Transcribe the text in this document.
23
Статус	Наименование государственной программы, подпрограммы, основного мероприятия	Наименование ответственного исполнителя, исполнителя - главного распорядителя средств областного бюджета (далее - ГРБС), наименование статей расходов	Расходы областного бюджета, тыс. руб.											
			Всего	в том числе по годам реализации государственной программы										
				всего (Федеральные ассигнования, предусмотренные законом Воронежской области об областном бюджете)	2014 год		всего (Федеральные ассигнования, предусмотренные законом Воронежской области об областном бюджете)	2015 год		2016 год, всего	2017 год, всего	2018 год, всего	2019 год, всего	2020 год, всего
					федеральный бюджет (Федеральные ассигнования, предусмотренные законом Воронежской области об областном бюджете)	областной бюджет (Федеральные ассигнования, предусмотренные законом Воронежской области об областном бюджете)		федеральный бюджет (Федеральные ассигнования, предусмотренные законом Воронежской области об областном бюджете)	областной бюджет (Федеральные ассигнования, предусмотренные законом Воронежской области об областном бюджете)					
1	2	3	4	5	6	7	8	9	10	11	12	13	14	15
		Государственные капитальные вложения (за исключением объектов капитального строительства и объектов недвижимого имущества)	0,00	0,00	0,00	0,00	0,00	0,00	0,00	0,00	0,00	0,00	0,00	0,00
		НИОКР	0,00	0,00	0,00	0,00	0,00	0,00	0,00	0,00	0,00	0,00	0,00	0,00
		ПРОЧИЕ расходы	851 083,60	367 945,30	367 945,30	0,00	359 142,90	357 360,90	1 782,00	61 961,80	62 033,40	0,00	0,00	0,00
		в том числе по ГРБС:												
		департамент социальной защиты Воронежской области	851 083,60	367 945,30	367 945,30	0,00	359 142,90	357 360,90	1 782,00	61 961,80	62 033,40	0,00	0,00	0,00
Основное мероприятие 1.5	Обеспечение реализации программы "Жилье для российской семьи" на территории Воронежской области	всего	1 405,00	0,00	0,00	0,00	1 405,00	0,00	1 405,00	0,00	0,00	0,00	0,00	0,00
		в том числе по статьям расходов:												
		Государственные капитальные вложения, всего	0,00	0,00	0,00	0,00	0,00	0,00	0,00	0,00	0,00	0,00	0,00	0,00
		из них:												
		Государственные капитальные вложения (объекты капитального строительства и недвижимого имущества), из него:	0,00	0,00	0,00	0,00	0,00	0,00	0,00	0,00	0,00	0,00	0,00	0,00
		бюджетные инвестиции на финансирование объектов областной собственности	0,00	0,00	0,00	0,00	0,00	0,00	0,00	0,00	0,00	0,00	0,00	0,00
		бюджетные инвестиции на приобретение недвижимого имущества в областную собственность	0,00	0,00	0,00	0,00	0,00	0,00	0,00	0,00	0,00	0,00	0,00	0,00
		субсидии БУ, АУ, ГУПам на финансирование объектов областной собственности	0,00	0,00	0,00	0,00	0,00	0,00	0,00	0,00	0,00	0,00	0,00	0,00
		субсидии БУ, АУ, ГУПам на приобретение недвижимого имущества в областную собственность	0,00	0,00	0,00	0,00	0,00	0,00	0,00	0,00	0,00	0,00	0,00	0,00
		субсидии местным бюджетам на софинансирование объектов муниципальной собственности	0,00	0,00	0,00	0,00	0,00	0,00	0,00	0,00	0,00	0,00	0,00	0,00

------------------------

→ **Short exercise**
Restate the whole of the material exactly.

→ **Correct result**
Transcribe the text in this document.
23
Статус	Наименование государственной программы, подпрограммы, основного мероприятия	Наименование ответственного исполнителя, исполнителя - главного распорядителя средств областного бюджета (далее - ГРБС), наименование статей расходов	Расходы областного бюджета, тыс. руб.											
			Всего	в том числе по годам реализации государственной программы										
				всего (Федеральные ассигнования, предусмотренные законом Воронежской области об областном бюджете)	2014 год		всего (Федеральные ассигнования, предусмотренные законом Воронежской области об областном бюджете)	2015 год		2016 год, всего	2017 год, всего	2018 год, всего	2019 год, всего	2020 год, всего
					федеральный бюджет (Федеральные ассигнования, предусмотренные законом Воронежской области об областном бюджете)	областной бюджет (Федеральные ассигнования, предусмотренные законом Воронежской области об областном бюджете)		федеральный бюджет (Федеральные ассигнования, предусмотренные законом Воронежской области об областном бюджете)	областной бюджет (Федеральные ассигнования, предусмотренные законом Воронежской области об областном бюджете)					
1	2	3	4	5	6	7	8	9	10	11	12	13	14	15
		Государственные капитальные вложения (за исключением объектов капитального строительства и объектов недвижимого имущества)	0,00	0,00	0,00	0,00	0,00	0,00	0,00	0,00	0,00	0,00	0,00	0,00
		НИОКР	0,00	0,00	0,00	0,00	0,00	0,00	0,00	0,00	0,00	0,00	0,00	0,00
		ПРОЧИЕ расходы	851 083,60	367 945,30	367 945,30	0,00	359 142,90	357 360,90	1 782,00	61 961,80	62 033,40	0,00	0,00	0,00
		в том числе по ГРБС:												
		департамент социальной защиты Воронежской области	851 083,60	367 945,30	367 945,30	0,00	359 142,90	357 360,90	1 782,00	61 961,80	62 033,40	0,00	0,00	0,00
Основное мероприятие 1.5	Обеспечение реализации программы "Жилье для российской семьи" на территории Воронежской области	всего	1 405,00	0,00	0,00	0,00	1 405,00	0,00	1 405,00	0,00	0,00	0,00	0,00	0,00
		в том числе по статьям расходов:												
		Государственные капитальные вложения, всего	0,00	0,00	0,00	0,00	0,00	0,00	0,00	0,00	0,00	0,00	0,00	0,00
		из них:												
		Государственные капитальные вложения (объекты капитального строительства и недвижимого имущества), из него:	0,00	0,00	0,00	0,00	0,00	0,00	0,00	0,00	0,00	0,00	0,00	0,00
		бюджетные инвестиции на финансирование объектов областной собственности	0,00	0,00	0,00	0,00	0,00	0,00	0,00	0,00	0,00	0,00	0,00	0,00
		бюджетные инвестиции на приобретение недвижимого имущества в областную собственность	0,00	0,00	0,00	0,00	0,00	0,00	0,00	0,00	0,00	0,00	0,00	0,00
		субсидии БУ, АУ, ГУПам на финансирование объектов областной собственности	0,00	0,00	0,00	0,00	0,00	0,00	0,00	0,00	0,00	0,00	0,00	0,00
		субсидии БУ, АУ, ГУПам на приобретение недвижимого имущества в областную собственность	0,00	0,00	0,00	0,00	0,00	0,00	0,00	0,00	0,00	0,00	0,00	0,00
		субсидии местным бюджетам на софинансирование объектов муниципальной собственности	0,00	0,00	0,00	0,00	0,00	0,00	0,00	0,00	0,00	0,00	0,00	0,00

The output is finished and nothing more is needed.